--- Begin Given information ---
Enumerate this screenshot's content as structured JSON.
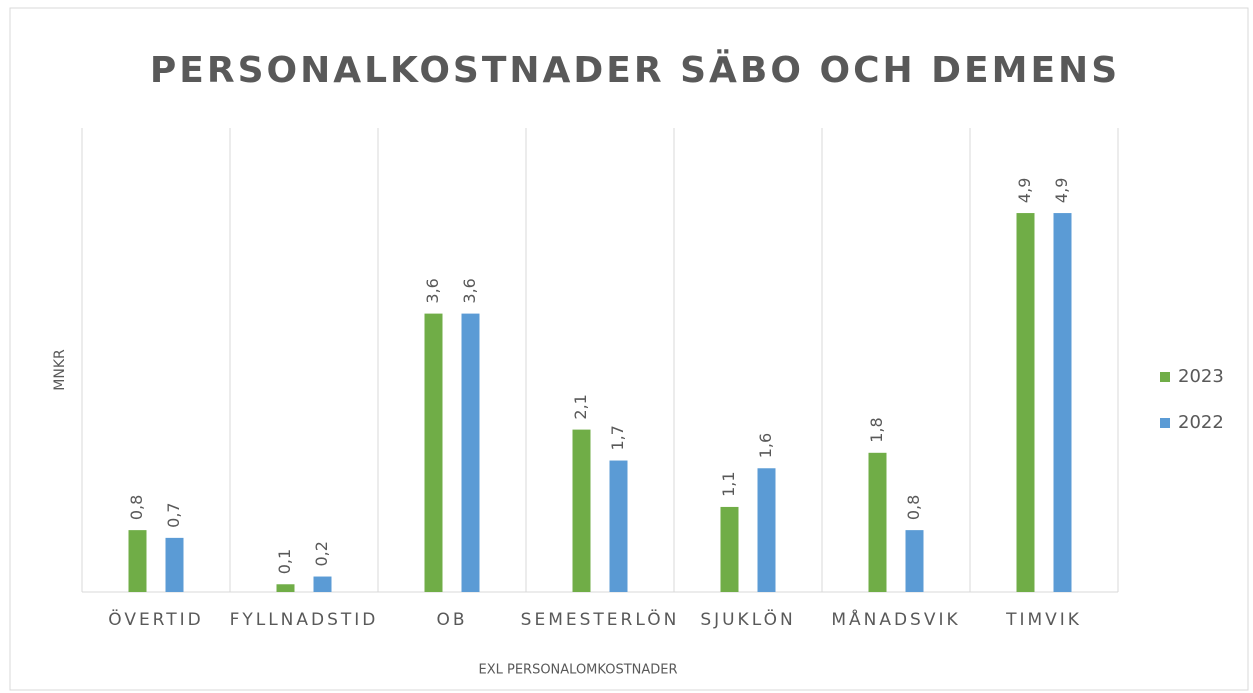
{
  "chart_data": {
    "type": "bar",
    "title": "PERSONALKOSTNADER SÄBO OCH DEMENS",
    "x_label": "EXL PERSONALOMKOSTNADER",
    "y_label": "MNKR",
    "categories": [
      "ÖVERTID",
      "FYLLNADSTID",
      "OB",
      "SEMESTERLÖN",
      "SJUKLÖN",
      "MÅNADSVIK",
      "TIMVIK"
    ],
    "series": [
      {
        "name": "2023",
        "color": "#70ad47",
        "values": [
          0.8,
          0.1,
          3.6,
          2.1,
          1.1,
          1.8,
          4.9
        ],
        "value_labels": [
          "0,8",
          "0,1",
          "3,6",
          "2,1",
          "1,1",
          "1,8",
          "4,9"
        ]
      },
      {
        "name": "2022",
        "color": "#5b9bd5",
        "values": [
          0.7,
          0.2,
          3.6,
          1.7,
          1.6,
          0.8,
          4.9
        ],
        "value_labels": [
          "0,7",
          "0,2",
          "3,6",
          "1,7",
          "1,6",
          "0,8",
          "4,9"
        ]
      }
    ],
    "ylim": [
      0,
      6
    ],
    "legend": "right"
  }
}
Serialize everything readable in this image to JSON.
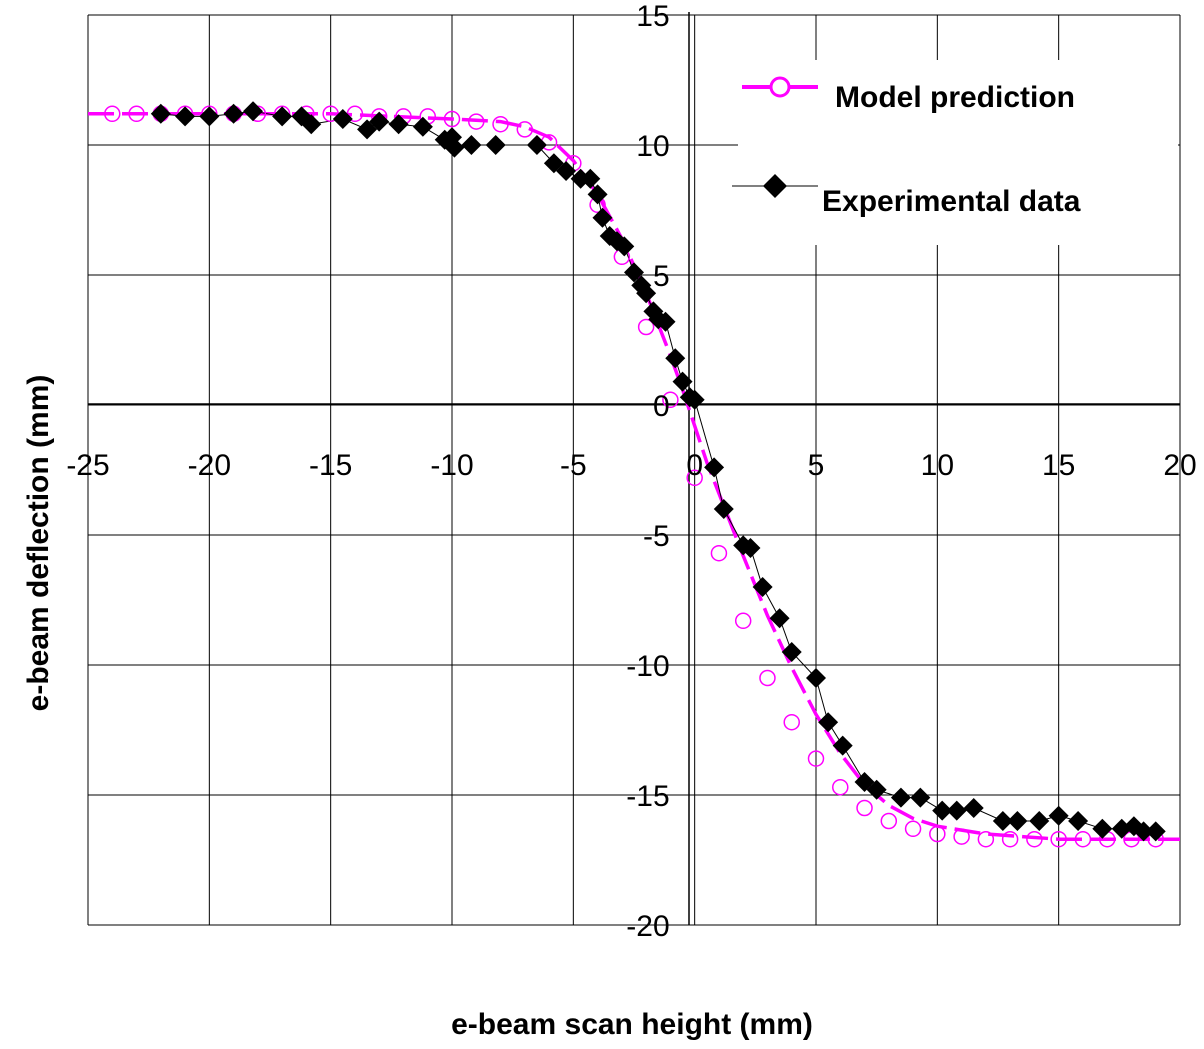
{
  "chart_data": {
    "type": "line",
    "xlabel": "e-beam scan height (mm)",
    "ylabel": "e-beam deflection (mm)",
    "xlim": [
      -25,
      20
    ],
    "ylim": [
      -20,
      15
    ],
    "x_ticks": [
      -25,
      -20,
      -15,
      -10,
      -5,
      0,
      5,
      10,
      15,
      20
    ],
    "y_ticks": [
      -20,
      -15,
      -10,
      -5,
      0,
      5,
      10,
      15
    ],
    "x_tick_labels": [
      "-25",
      "-20",
      "-15",
      "-10",
      "-5",
      "0",
      "5",
      "10",
      "15",
      "20"
    ],
    "y_tick_labels": [
      "-20",
      "-15",
      "-10",
      "-5",
      "0",
      "5",
      "10",
      "15"
    ],
    "grid": true,
    "legend_position": "top-right",
    "series": [
      {
        "name": "Model prediction",
        "color": "#FF00FF",
        "line": "dashed",
        "marker": "open-circle",
        "line_x": [
          -25,
          -20,
          -15,
          -10,
          -8,
          -7,
          -6,
          -5,
          -4,
          -3,
          -2,
          -1.5,
          -1,
          -0.5,
          0,
          0.5,
          1,
          2,
          3,
          4,
          5,
          6,
          7,
          8,
          9,
          10,
          12,
          15,
          20
        ],
        "line_y": [
          11.2,
          11.2,
          11.2,
          11.0,
          10.9,
          10.7,
          10.3,
          9.4,
          8.1,
          6.4,
          4.3,
          3.1,
          1.9,
          0.6,
          -0.8,
          -2.2,
          -3.4,
          -5.8,
          -8.1,
          -10.1,
          -11.9,
          -13.4,
          -14.6,
          -15.4,
          -15.9,
          -16.2,
          -16.5,
          -16.7,
          -16.7
        ],
        "x": [
          -24,
          -23,
          -22,
          -21,
          -20,
          -19,
          -18,
          -17,
          -16,
          -15,
          -14,
          -13,
          -12,
          -11,
          -10,
          -9,
          -8,
          -7,
          -6,
          -5,
          -4,
          -3,
          -2,
          -1,
          0,
          1,
          2,
          3,
          4,
          5,
          6,
          7,
          8,
          9,
          10,
          11,
          12,
          13,
          14,
          15,
          16,
          17,
          18,
          19
        ],
        "y": [
          11.2,
          11.2,
          11.2,
          11.2,
          11.2,
          11.2,
          11.2,
          11.2,
          11.2,
          11.2,
          11.2,
          11.1,
          11.1,
          11.1,
          11.0,
          10.9,
          10.8,
          10.6,
          10.1,
          9.3,
          7.7,
          5.7,
          3.0,
          0.2,
          -2.8,
          -5.7,
          -8.3,
          -10.5,
          -12.2,
          -13.6,
          -14.7,
          -15.5,
          -16.0,
          -16.3,
          -16.5,
          -16.6,
          -16.7,
          -16.7,
          -16.7,
          -16.7,
          -16.7,
          -16.7,
          -16.7,
          -16.7
        ]
      },
      {
        "name": "Experimental  data",
        "color": "#000000",
        "line": "thin-solid",
        "marker": "filled-diamond",
        "x": [
          -22,
          -21,
          -20,
          -19,
          -18.2,
          -17,
          -16.2,
          -15.8,
          -14.5,
          -13.5,
          -13,
          -12.2,
          -11.2,
          -10.3,
          -10,
          -9.9,
          -9.2,
          -8.2,
          -6.5,
          -5.8,
          -5.3,
          -4.7,
          -4.3,
          -4,
          -3.8,
          -3.5,
          -3.2,
          -2.9,
          -2.5,
          -2.2,
          -2,
          -1.7,
          -1.5,
          -1.2,
          -0.8,
          -0.5,
          -0.2,
          0,
          0.8,
          1.2,
          2,
          2.3,
          2.8,
          3.5,
          4,
          5,
          5.5,
          6.1,
          7,
          7.5,
          8.5,
          9.3,
          10.2,
          10.8,
          11.5,
          12.7,
          13.3,
          14.2,
          15,
          15.8,
          16.8,
          17.6,
          18.1,
          18.5,
          19
        ],
        "y": [
          11.2,
          11.1,
          11.1,
          11.2,
          11.3,
          11.1,
          11.1,
          10.8,
          11.0,
          10.6,
          10.9,
          10.8,
          10.7,
          10.2,
          10.3,
          9.9,
          10.0,
          10.0,
          10.0,
          9.3,
          9.0,
          8.7,
          8.7,
          8.1,
          7.2,
          6.5,
          6.3,
          6.1,
          5.1,
          4.6,
          4.3,
          3.6,
          3.3,
          3.2,
          1.8,
          0.9,
          0.3,
          0.2,
          -2.4,
          -4.0,
          -5.4,
          -5.5,
          -7.0,
          -8.2,
          -9.5,
          -10.5,
          -12.2,
          -13.1,
          -14.5,
          -14.8,
          -15.1,
          -15.1,
          -15.6,
          -15.6,
          -15.5,
          -16.0,
          -16.0,
          -16.0,
          -15.8,
          -16.0,
          -16.3,
          -16.3,
          -16.2,
          -16.4,
          -16.4
        ]
      }
    ]
  }
}
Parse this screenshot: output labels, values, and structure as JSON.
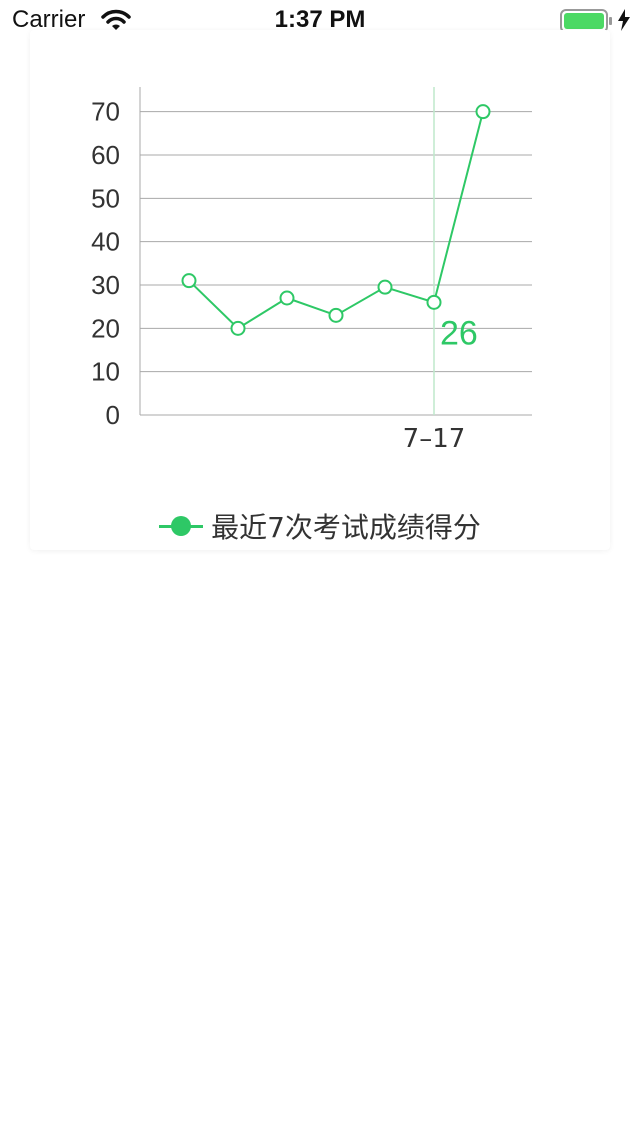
--- End Given information ---
= Stated exercise =
Tally how many lines of the records hold the word "marker". Answer with the number only.

= Response below =
2